Dataset records:
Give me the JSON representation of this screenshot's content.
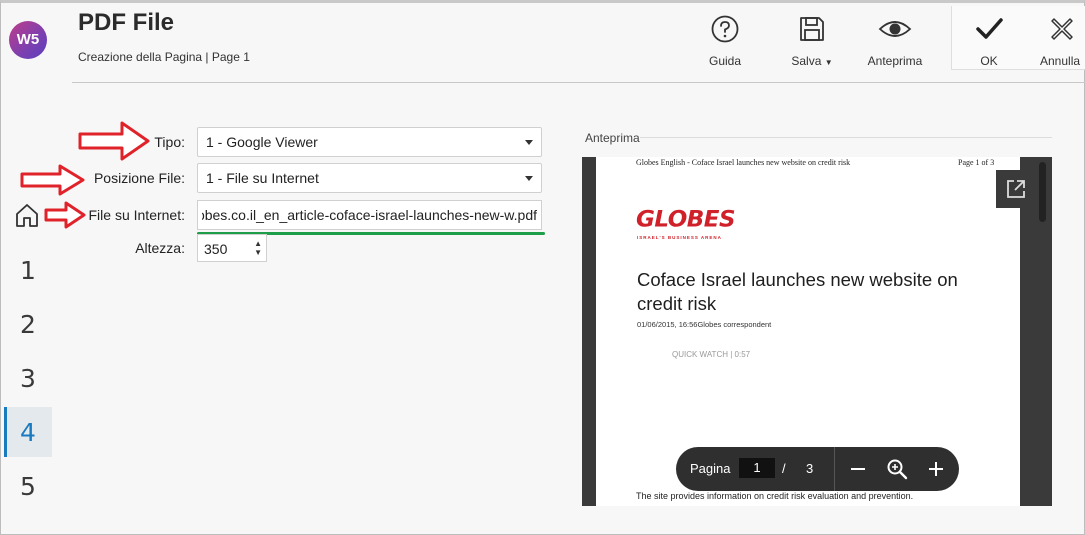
{
  "app": {
    "logo_text": "W5"
  },
  "header": {
    "title": "PDF File",
    "subtitle": "Creazione della Pagina | Page 1"
  },
  "toolbar": {
    "guida": "Guida",
    "salva": "Salva",
    "anteprima": "Anteprima",
    "ok": "OK",
    "annulla": "Annulla"
  },
  "steps": [
    "1",
    "2",
    "3",
    "4",
    "5"
  ],
  "active_step": "4",
  "form": {
    "tipo_label": "Tipo:",
    "tipo_value": "1 - Google Viewer",
    "posizione_label": "Posizione File:",
    "posizione_value": "1 - File su Internet",
    "file_label": "File su Internet:",
    "file_value": "www.globes.co.il_en_article-coface-israel-launches-new-w.pdf",
    "altezza_label": "Altezza:",
    "altezza_value": "350"
  },
  "preview": {
    "label": "Anteprima",
    "doc_header_left": "Globes English - Coface Israel launches new website on credit risk",
    "doc_header_right": "Page 1 of 3",
    "logo": "GLOBES",
    "logo_sub": "ISRAEL'S BUSINESS ARENA",
    "headline": "Coface Israel launches new website on credit risk",
    "byline": "01/06/2015, 16:56Globes correspondent",
    "quick_watch": "QUICK WATCH | 0:57",
    "bottom_text": "The site provides information on credit risk evaluation and prevention.",
    "pager_label": "Pagina",
    "current_page": "1",
    "separator": "/",
    "total_pages": "3"
  }
}
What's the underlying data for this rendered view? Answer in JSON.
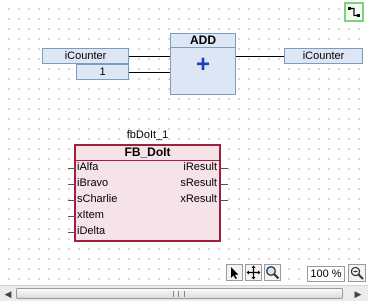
{
  "add_block": {
    "title": "ADD",
    "symbol": "+"
  },
  "inputs": {
    "var1": "iCounter",
    "const1": "1"
  },
  "output": {
    "var": "iCounter"
  },
  "fb": {
    "instance": "fbDoIt_1",
    "type": "FB_DoIt",
    "in_pins": [
      "iAlfa",
      "iBravo",
      "sCharlie",
      "xItem",
      "iDelta"
    ],
    "out_pins": [
      "iResult",
      "sResult",
      "xResult"
    ]
  },
  "toolbar": {
    "select_icon": "arrow-cursor-icon",
    "pan_icon": "move-cross-icon",
    "zoom_icon": "magnifier-icon",
    "zoom_value": "100 %",
    "zoom_button_icon": "zoom-settings-icon",
    "corner_icon": "connect-pin-icon"
  }
}
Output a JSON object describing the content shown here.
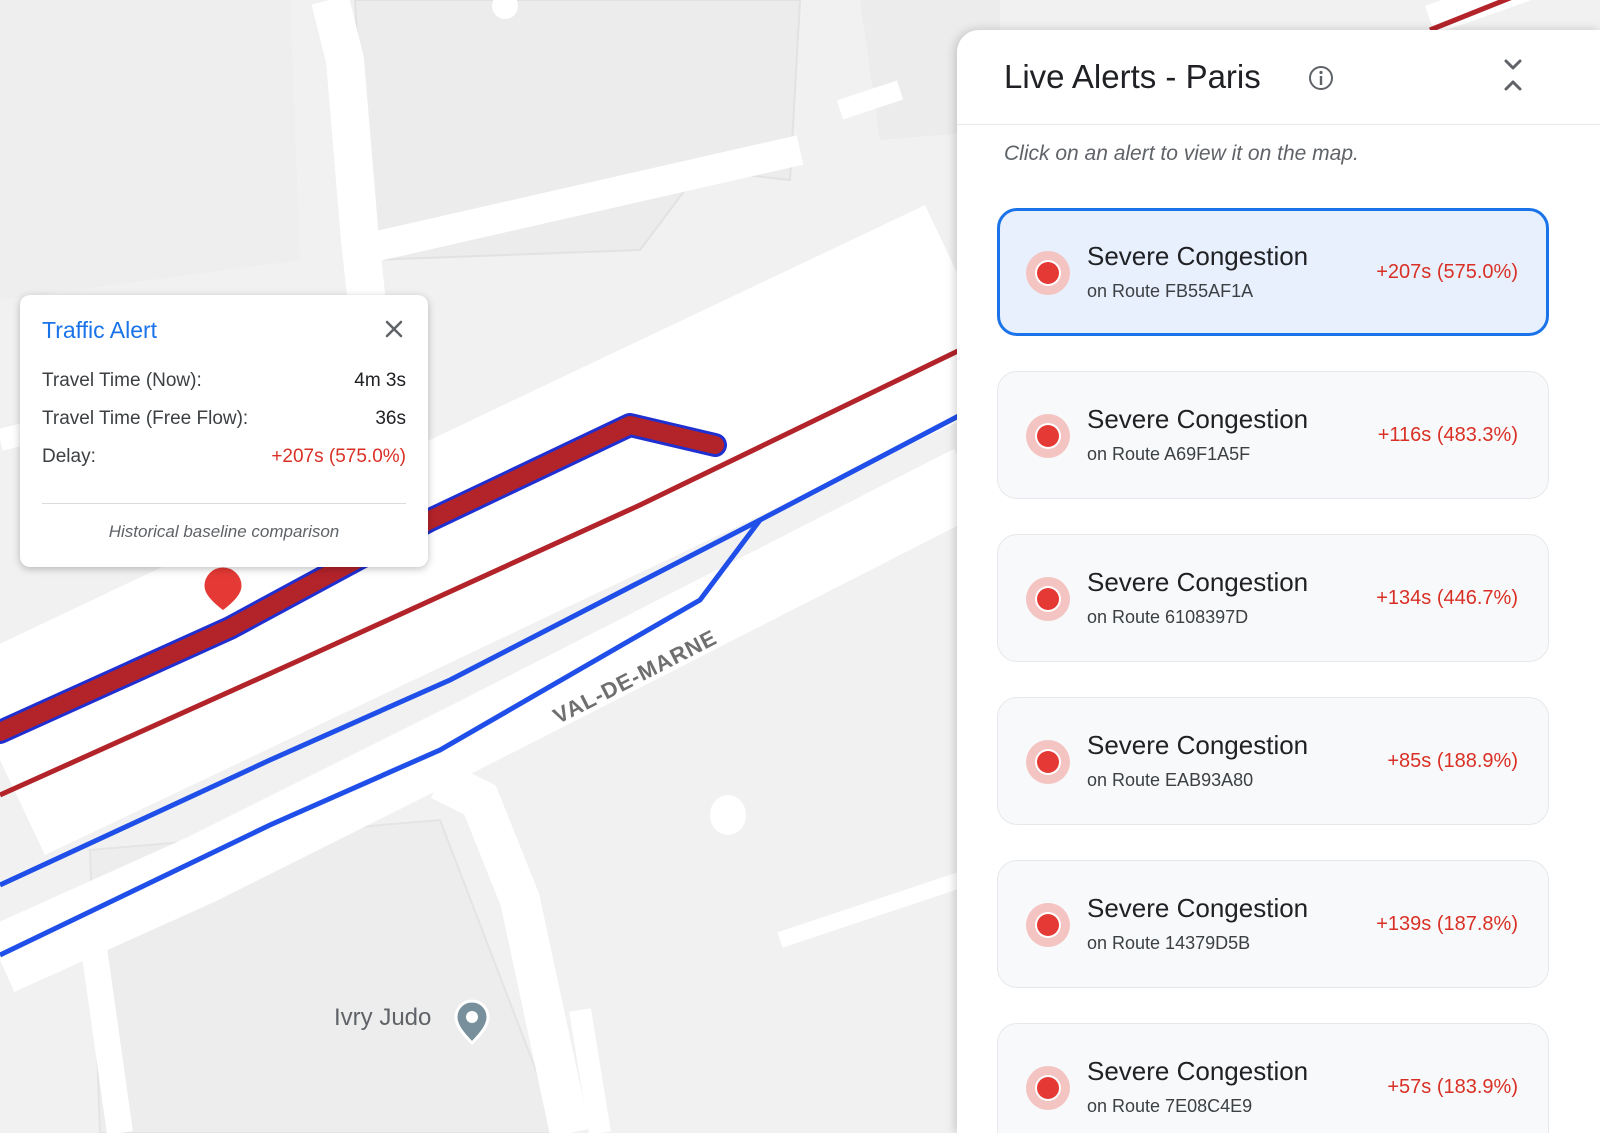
{
  "map": {
    "area_label": "VAL-DE-MARNE",
    "poi_label": "Ivry Judo",
    "colors": {
      "background": "#f1f1f1",
      "road": "#ffffff",
      "route_blue": "#1f4fe8",
      "route_red": "#b3232a",
      "congestion": "#b3232a"
    }
  },
  "info_window": {
    "title": "Traffic Alert",
    "rows": [
      {
        "label": "Travel Time (Now):",
        "value": "4m 3s"
      },
      {
        "label": "Travel Time (Free Flow):",
        "value": "36s"
      },
      {
        "label": "Delay:",
        "value": "+207s (575.0%)"
      }
    ],
    "note": "Historical baseline comparison"
  },
  "panel": {
    "title": "Live Alerts - Paris",
    "hint": "Click on an alert to view it on the map.",
    "alerts": [
      {
        "title": "Severe Congestion",
        "route": "on Route FB55AF1A",
        "delay": "+207s (575.0%)",
        "selected": true
      },
      {
        "title": "Severe Congestion",
        "route": "on Route A69F1A5F",
        "delay": "+116s (483.3%)"
      },
      {
        "title": "Severe Congestion",
        "route": "on Route 6108397D",
        "delay": "+134s (446.7%)"
      },
      {
        "title": "Severe Congestion",
        "route": "on Route EAB93A80",
        "delay": "+85s (188.9%)"
      },
      {
        "title": "Severe Congestion",
        "route": "on Route 14379D5B",
        "delay": "+139s (187.8%)"
      },
      {
        "title": "Severe Congestion",
        "route": "on Route 7E08C4E9",
        "delay": "+57s (183.9%)"
      }
    ],
    "colors": {
      "accent": "#1a73e8",
      "delay": "#d93025",
      "selected_bg": "#e8f0fe"
    }
  }
}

### Brief
Pull out all lines containing the word "website" from the entries above.

### Solution for this problem
    "doc_header_left": "Globes English - Coface Israel launches new website on credit risk",
    "headline": "Coface Israel launches new website on credit risk",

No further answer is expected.